:: Data records

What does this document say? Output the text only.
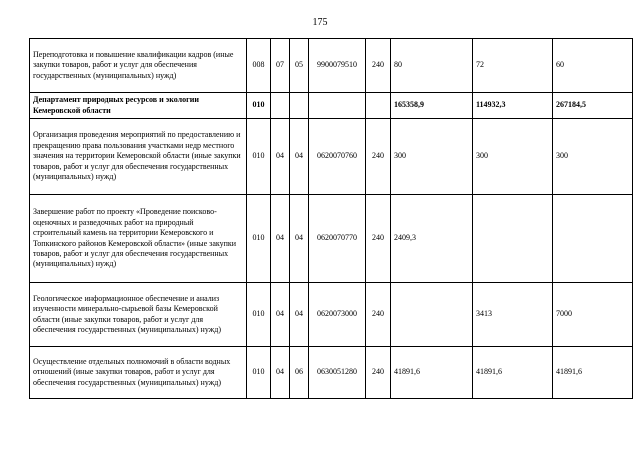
175
Переподготовка и повышение квалификации кадров (иные закупки товаров, работ и услуг для обеспечения государственных (муниципальных) нужд)	008	07	05	9900079510	240	80	72	60
Департамент природных ресурсов и экологии Кемеровской области	010					165358,9	114932,3	267184,5
Организация проведения мероприятий по предоставлению и прекращению права пользования участками недр местного значения на территории Кемеровской области (иные закупки товаров, работ и услуг для обеспечения государственных (муниципальных) нужд)	010	04	04	0620070760	240	300	300	300
Завершение работ по проекту «Проведение поисково-оценочных и разведочных работ на природный строительный камень на территории Кемеровского и Топкинского районов Кемеровской области» (иные закупки товаров, работ и услуг для обеспечения государственных (муниципальных) нужд)	010	04	04	0620070770	240	2409,3		
Геологическое информационное обеспечение и анализ изученности минерально-сырьевой базы Кемеровской области (иные закупки товаров, работ и услуг для обеспечения государственных (муниципальных) нужд)	010	04	04	0620073000	240		3413	7000
Осуществление отдельных полномочий в области водных отношений (иные закупки товаров, работ и услуг для обеспечения государственных (муниципальных) нужд)	010	04	06	0630051280	240	41891,6	41891,6	41891,6
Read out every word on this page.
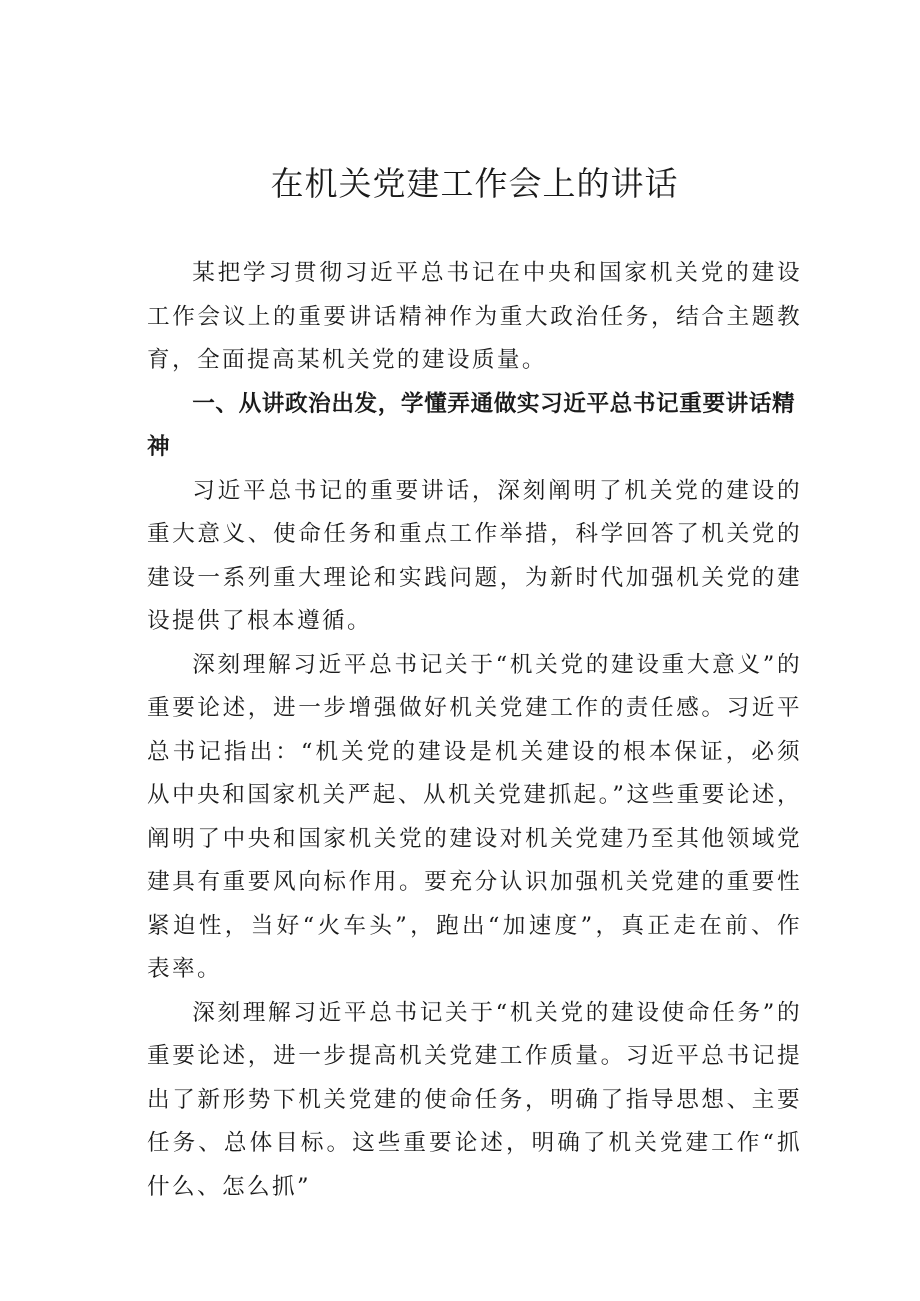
在机关党建工作会上的讲话

某把学习贯彻习近平总书记在中央和国家机关党的建设工作会议上的重要讲话精神作为重大政治任务，结合主题教育，全面提高某机关党的建设质量。

一、从讲政治出发，学懂弄通做实习近平总书记重要讲话精神

习近平总书记的重要讲话，深刻阐明了机关党的建设的重大意义、使命任务和重点工作举措，科学回答了机关党的建设一系列重大理论和实践问题，为新时代加强机关党的建设提供了根本遵循。

深刻理解习近平总书记关于“机关党的建设重大意义”的重要论述，进一步增强做好机关党建工作的责任感。习近平总书记指出：“机关党的建设是机关建设的根本保证，必须从中央和国家机关严起、从机关党建抓起。”这些重要论述，阐明了中央和国家机关党的建设对机关党建乃至其他领域党建具有重要风向标作用。要充分认识加强机关党建的重要性紧迫性，当好“火车头”，跑出“加速度”，真正走在前、作表率。

深刻理解习近平总书记关于“机关党的建设使命任务”的重要论述，进一步提高机关党建工作质量。习近平总书记提出了新形势下机关党建的使命任务，明确了指导思想、主要任务、总体目标。这些重要论述，明确了机关党建工作“抓什么、怎么抓”
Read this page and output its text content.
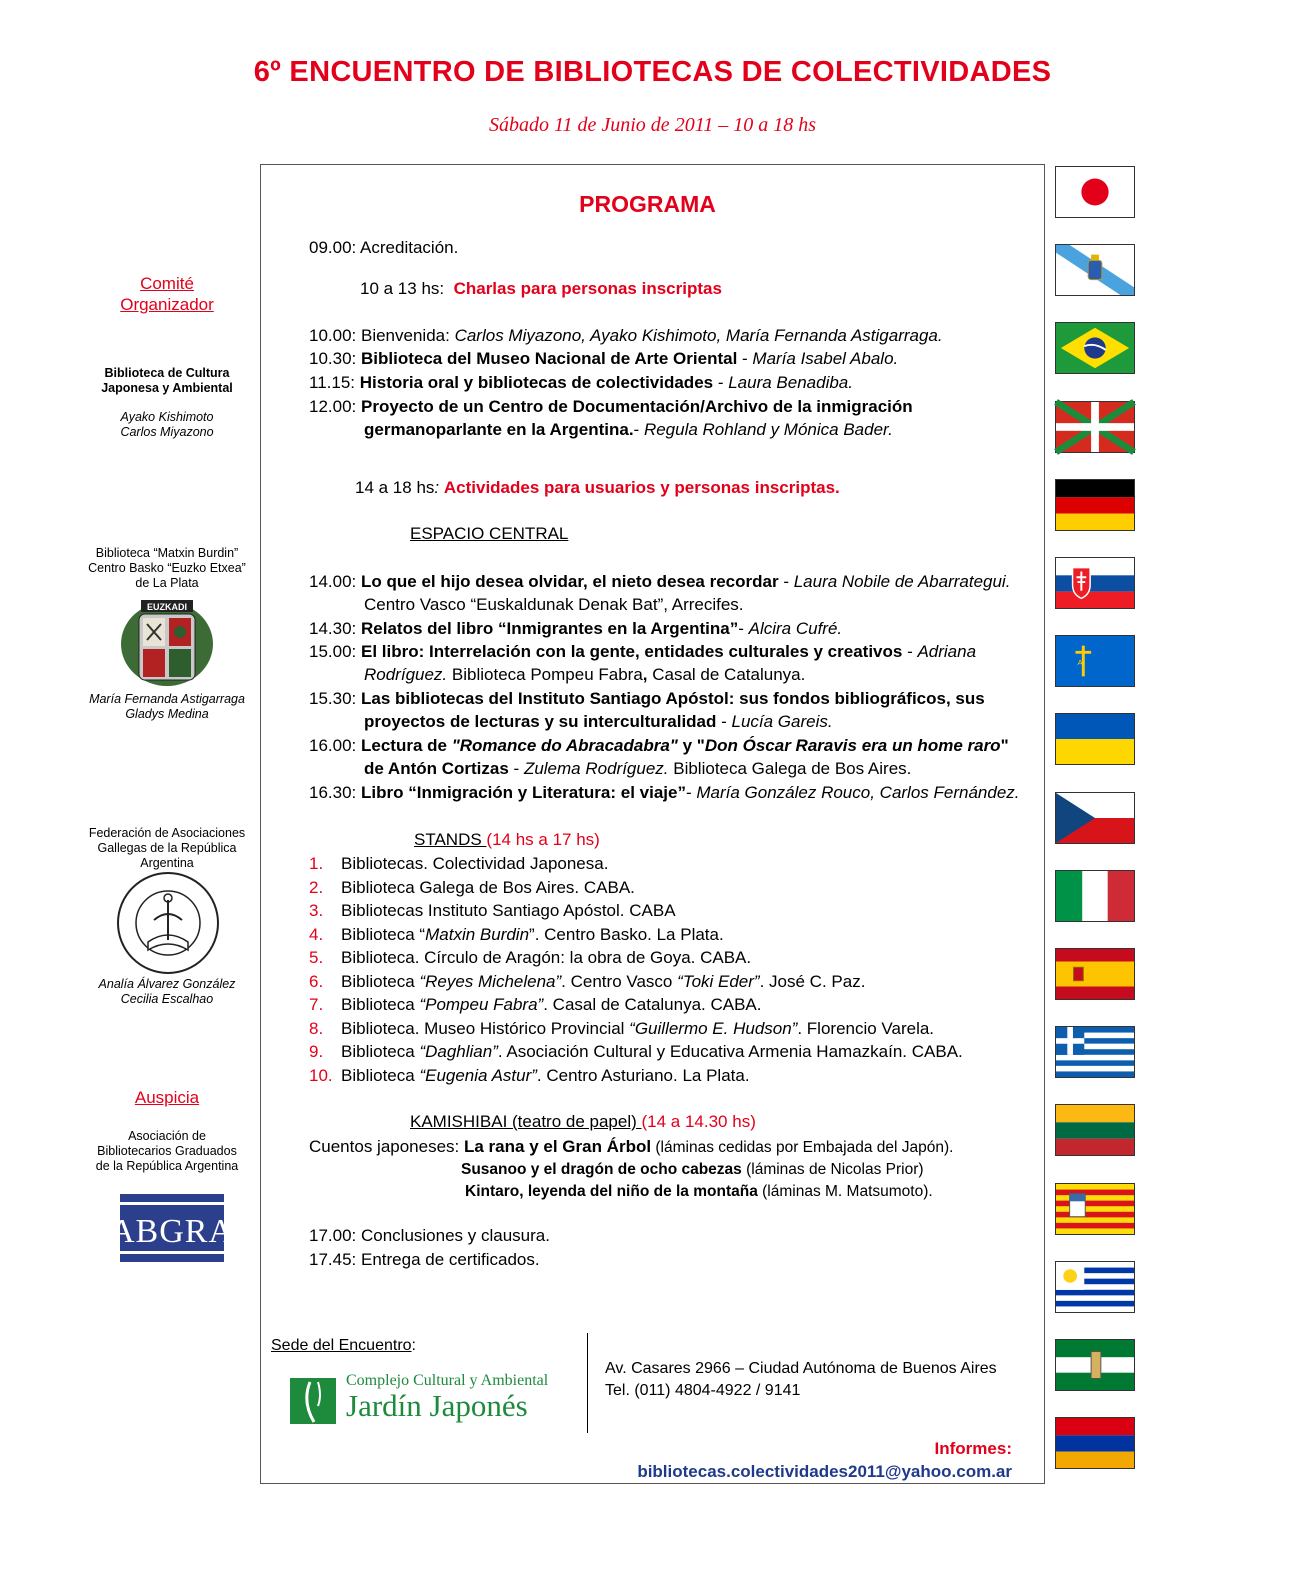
6º ENCUENTRO DE BIBLIOTECAS DE COLECTIVIDADES
Sábado 11 de Junio de 2011 – 10 a 18 hs
Comité
Organizador
Biblioteca de Cultura
Japonesa y Ambiental
Ayako Kishimoto
Carlos Miyazono
Biblioteca “Matxin Burdin”
Centro Basko “Euzko Etxea”
de La Plata
EUZKADI
María Fernanda Astigarraga
Gladys Medina
Federación de Asociaciones
Gallegas de la República
Argentina
Analía Álvarez González
Cecilia Escalhao
Auspicia
Asociación de
Bibliotecarios Graduados
de la República Argentina
ABGRA
PROGRAMA
09.00: Acreditación.
10 a 13 hs: Charlas para personas inscriptas
10.00: Bienvenida: Carlos Miyazono, Ayako Kishimoto, María Fernanda Astigarraga.
10.30: Biblioteca del Museo Nacional de Arte Oriental - María Isabel Abalo.
11.15: Historia oral y bibliotecas de colectividades - Laura Benadiba.
12.00: Proyecto de un Centro de Documentación/Archivo de la inmigración
germanoparlante en la Argentina.- Regula Rohland y Mónica Bader.
14 a 18 hs: Actividades para usuarios y personas inscriptas.
ESPACIO CENTRAL
14.00: Lo que el hijo desea olvidar, el nieto desea recordar - Laura Nobile de Abarrategui.
Centro Vasco “Euskaldunak Denak Bat”, Arrecifes.
14.30: Relatos del libro “Inmigrantes en la Argentina”- Alcira Cufré.
15.00: El libro: Interrelación con la gente, entidades culturales y creativos - Adriana
Rodríguez. Biblioteca Pompeu Fabra, Casal de Catalunya.
15.30: Las bibliotecas del Instituto Santiago Apóstol: sus fondos bibliográficos, sus
proyectos de lecturas y su interculturalidad - Lucía Gareis.
16.00: Lectura de "Romance do Abracadabra" y "Don Óscar Raravis era un home raro"
de Antón Cortizas - Zulema Rodríguez. Biblioteca Galega de Bos Aires.
16.30: Libro “Inmigración y Literatura: el viaje”- María González Rouco, Carlos Fernández.
STANDS (14 hs a 17 hs)
1. Bibliotecas. Colectividad Japonesa.
2. Biblioteca Galega de Bos Aires. CABA.
3. Bibliotecas Instituto Santiago Apóstol. CABA
4. Biblioteca “Matxin Burdin”. Centro Basko. La Plata.
5. Biblioteca. Círculo de Aragón: la obra de Goya. CABA.
6. Biblioteca “Reyes Michelena”. Centro Vasco “Toki Eder”. José C. Paz.
7. Biblioteca “Pompeu Fabra”. Casal de Catalunya. CABA.
8. Biblioteca. Museo Histórico Provincial “Guillermo E. Hudson”. Florencio Varela.
9. Biblioteca “Daghlian”. Asociación Cultural y Educativa Armenia Hamazkaín. CABA.
10. Biblioteca “Eugenia Astur”. Centro Asturiano. La Plata.
KAMISHIBAI (teatro de papel) (14 a 14.30 hs)
Cuentos japoneses: La rana y el Gran Árbol (láminas cedidas por Embajada del Japón).
Susanoo y el dragón de ocho cabezas (láminas de Nicolas Prior)
Kintaro, leyenda del niño de la montaña (láminas M. Matsumoto).
17.00: Conclusiones y clausura.
17.45: Entrega de certificados.
Sede del Encuentro:
Complejo Cultural y Ambiental
Jardín Japonés
Av. Casares 2966 – Ciudad Autónoma de Buenos Aires
Tel. (011) 4804-4922 / 9141
Informes:
bibliotecas.colectividades2011@yahoo.com.ar
A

::::

> _Given instruction_
Print the entries above exactly, taking out only the pictures.

> _Full response_
What does this document say? Output the text only.
175
Переподготовка и повышение квалификации кадров (иные закупки товаров, работ и услуг для обеспечения государственных (муниципальных) нужд)	008	07	05	9900079510	240	80	72	60
Департамент природных ресурсов и экологии Кемеровской области	010					165358,9	114932,3	267184,5
Организация проведения мероприятий по предоставлению и прекращению права пользования участками недр местного значения на территории Кемеровской области (иные закупки товаров, работ и услуг для обеспечения государственных (муниципальных) нужд)	010	04	04	0620070760	240	300	300	300
Завершение работ по проекту «Проведение поисково-оценочных и разведочных работ на природный строительный камень на территории Кемеровского и Топкинского районов Кемеровской области» (иные закупки товаров, работ и услуг для обеспечения государственных (муниципальных) нужд)	010	04	04	0620070770	240	2409,3		
Геологическое информационное обеспечение и анализ изученности минерально-сырьевой базы Кемеровской области (иные закупки товаров, работ и услуг для обеспечения государственных (муниципальных) нужд)	010	04	04	0620073000	240		3413	7000
Осуществление отдельных полномочий в области водных отношений (иные закупки товаров, работ и услуг для обеспечения государственных (муниципальных) нужд)	010	04	06	0630051280	240	41891,6	41891,6	41891,6
Read out every word on this page.
在机关党建工作会上的讲话

某把学习贯彻习近平总书记在中央和国家机关党的建设工作会议上的重要讲话精神作为重大政治任务，结合主题教育，全面提高某机关党的建设质量。

一、从讲政治出发，学懂弄通做实习近平总书记重要讲话精神

习近平总书记的重要讲话，深刻阐明了机关党的建设的重大意义、使命任务和重点工作举措，科学回答了机关党的建设一系列重大理论和实践问题，为新时代加强机关党的建设提供了根本遵循。

深刻理解习近平总书记关于“机关党的建设重大意义”的重要论述，进一步增强做好机关党建工作的责任感。习近平总书记指出：“机关党的建设是机关建设的根本保证，必须从中央和国家机关严起、从机关党建抓起。”这些重要论述，阐明了中央和国家机关党的建设对机关党建乃至其他领域党建具有重要风向标作用。要充分认识加强机关党建的重要性紧迫性，当好“火车头”，跑出“加速度”，真正走在前、作表率。

深刻理解习近平总书记关于“机关党的建设使命任务”的重要论述，进一步提高机关党建工作质量。习近平总书记提出了新形势下机关党建的使命任务，明确了指导思想、主要任务、总体目标。这些重要论述，明确了机关党建工作“抓什么、怎么抓”
Read this page and output its text content.
6º ENCUENTRO DE BIBLIOTECAS DE COLECTIVIDADES
Sábado 11 de Junio de 2011 – 10 a 18 hs
Comité
Organizador
Biblioteca de Cultura
Japonesa y Ambiental
Ayako Kishimoto
Carlos Miyazono
Biblioteca “Matxin Burdin”
Centro Basko “Euzko Etxea”
de La Plata
EUZKADI
María Fernanda Astigarraga
Gladys Medina
Federación de Asociaciones
Gallegas de la República
Argentina
Analía Álvarez González
Cecilia Escalhao
Auspicia
Asociación de
Bibliotecarios Graduados
de la República Argentina
ABGRA
PROGRAMA
09.00: Acreditación.
10 a 13 hs: Charlas para personas inscriptas
10.00: Bienvenida: Carlos Miyazono, Ayako Kishimoto, María Fernanda Astigarraga.
10.30: Biblioteca del Museo Nacional de Arte Oriental - María Isabel Abalo.
11.15: Historia oral y bibliotecas de colectividades - Laura Benadiba.
12.00: Proyecto de un Centro de Documentación/Archivo de la inmigración
germanoparlante en la Argentina.- Regula Rohland y Mónica Bader.
14 a 18 hs: Actividades para usuarios y personas inscriptas.
ESPACIO CENTRAL
14.00: Lo que el hijo desea olvidar, el nieto desea recordar - Laura Nobile de Abarrategui.
Centro Vasco “Euskaldunak Denak Bat”, Arrecifes.
14.30: Relatos del libro “Inmigrantes en la Argentina”- Alcira Cufré.
15.00: El libro: Interrelación con la gente, entidades culturales y creativos - Adriana
Rodríguez. Biblioteca Pompeu Fabra, Casal de Catalunya.
15.30: Las bibliotecas del Instituto Santiago Apóstol: sus fondos bibliográficos, sus
proyectos de lecturas y su interculturalidad - Lucía Gareis.
16.00: Lectura de "Romance do Abracadabra" y "Don Óscar Raravis era un home raro"
de Antón Cortizas - Zulema Rodríguez. Biblioteca Galega de Bos Aires.
16.30: Libro “Inmigración y Literatura: el viaje”- María González Rouco, Carlos Fernández.
STANDS (14 hs a 17 hs)
1. Bibliotecas. Colectividad Japonesa.
2. Biblioteca Galega de Bos Aires. CABA.
3. Bibliotecas Instituto Santiago Apóstol. CABA
4. Biblioteca “Matxin Burdin”. Centro Basko. La Plata.
5. Biblioteca. Círculo de Aragón: la obra de Goya. CABA.
6. Biblioteca “Reyes Michelena”. Centro Vasco “Toki Eder”. José C. Paz.
7. Biblioteca “Pompeu Fabra”. Casal de Catalunya. CABA.
8. Biblioteca. Museo Histórico Provincial “Guillermo E. Hudson”. Florencio Varela.
9. Biblioteca “Daghlian”. Asociación Cultural y Educativa Armenia Hamazkaín. CABA.
10. Biblioteca “Eugenia Astur”. Centro Asturiano. La Plata.
KAMISHIBAI (teatro de papel) (14 a 14.30 hs)
Cuentos japoneses: La rana y el Gran Árbol (láminas cedidas por Embajada del Japón).
Susanoo y el dragón de ocho cabezas (láminas de Nicolas Prior)
Kintaro, leyenda del niño de la montaña (láminas M. Matsumoto).
17.00: Conclusiones y clausura.
17.45: Entrega de certificados.
Sede del Encuentro:
Complejo Cultural y Ambiental
Jardín Japonés
Av. Casares 2966 – Ciudad Autónoma de Buenos Aires
Tel. (011) 4804-4922 / 9141
Informes:
bibliotecas.colectividades2011@yahoo.com.ar
A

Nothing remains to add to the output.